───── Input records

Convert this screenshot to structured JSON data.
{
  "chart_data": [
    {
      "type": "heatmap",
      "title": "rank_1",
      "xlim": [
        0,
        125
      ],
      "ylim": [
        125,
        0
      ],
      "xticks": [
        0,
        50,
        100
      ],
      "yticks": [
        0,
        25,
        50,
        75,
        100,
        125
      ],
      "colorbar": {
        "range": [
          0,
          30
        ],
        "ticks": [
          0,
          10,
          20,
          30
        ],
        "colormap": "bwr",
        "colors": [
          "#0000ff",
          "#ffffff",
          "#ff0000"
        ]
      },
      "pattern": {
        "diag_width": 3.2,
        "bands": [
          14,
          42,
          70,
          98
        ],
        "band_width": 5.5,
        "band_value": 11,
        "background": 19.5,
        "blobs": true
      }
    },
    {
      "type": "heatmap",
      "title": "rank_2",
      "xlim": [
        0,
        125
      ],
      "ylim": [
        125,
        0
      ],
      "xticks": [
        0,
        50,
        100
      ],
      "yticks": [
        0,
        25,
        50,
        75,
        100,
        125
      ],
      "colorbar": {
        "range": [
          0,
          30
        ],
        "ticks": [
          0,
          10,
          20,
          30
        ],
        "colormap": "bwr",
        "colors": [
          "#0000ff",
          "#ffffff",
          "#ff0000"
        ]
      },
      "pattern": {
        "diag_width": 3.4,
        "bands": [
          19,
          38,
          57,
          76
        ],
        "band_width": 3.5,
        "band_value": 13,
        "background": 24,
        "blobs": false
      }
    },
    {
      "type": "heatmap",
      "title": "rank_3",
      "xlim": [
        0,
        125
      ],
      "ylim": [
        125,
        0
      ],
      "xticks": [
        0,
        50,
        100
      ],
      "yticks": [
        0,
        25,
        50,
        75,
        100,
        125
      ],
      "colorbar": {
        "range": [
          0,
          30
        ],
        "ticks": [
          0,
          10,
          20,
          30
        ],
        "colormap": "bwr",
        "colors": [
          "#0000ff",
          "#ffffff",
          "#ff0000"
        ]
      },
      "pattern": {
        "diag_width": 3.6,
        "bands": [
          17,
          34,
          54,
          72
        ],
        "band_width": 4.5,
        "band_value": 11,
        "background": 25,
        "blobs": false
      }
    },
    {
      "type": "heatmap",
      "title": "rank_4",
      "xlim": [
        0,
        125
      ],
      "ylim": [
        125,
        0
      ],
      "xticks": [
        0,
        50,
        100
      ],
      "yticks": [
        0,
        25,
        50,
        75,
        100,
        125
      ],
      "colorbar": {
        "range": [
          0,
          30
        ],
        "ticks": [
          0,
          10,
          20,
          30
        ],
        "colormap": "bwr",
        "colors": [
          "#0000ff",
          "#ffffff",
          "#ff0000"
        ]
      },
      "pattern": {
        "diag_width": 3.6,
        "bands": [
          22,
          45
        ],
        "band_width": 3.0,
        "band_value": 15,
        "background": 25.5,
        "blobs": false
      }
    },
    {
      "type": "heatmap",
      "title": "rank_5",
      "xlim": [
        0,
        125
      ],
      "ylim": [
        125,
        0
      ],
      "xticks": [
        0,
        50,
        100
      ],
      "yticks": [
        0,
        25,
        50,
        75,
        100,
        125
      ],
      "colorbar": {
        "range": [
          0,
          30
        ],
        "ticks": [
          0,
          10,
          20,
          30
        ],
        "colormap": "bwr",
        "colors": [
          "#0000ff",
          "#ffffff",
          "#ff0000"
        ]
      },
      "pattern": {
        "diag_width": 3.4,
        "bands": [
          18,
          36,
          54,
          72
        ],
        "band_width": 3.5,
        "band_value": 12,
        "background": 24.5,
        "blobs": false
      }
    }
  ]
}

──────────

§ What the task asks
From the listing above, copy out each line where the word "background" appears.

§ Task answer
        "background": 19.5,
        "background": 24,
        "background": 25,
        "background": 25.5,
        "background": 24.5,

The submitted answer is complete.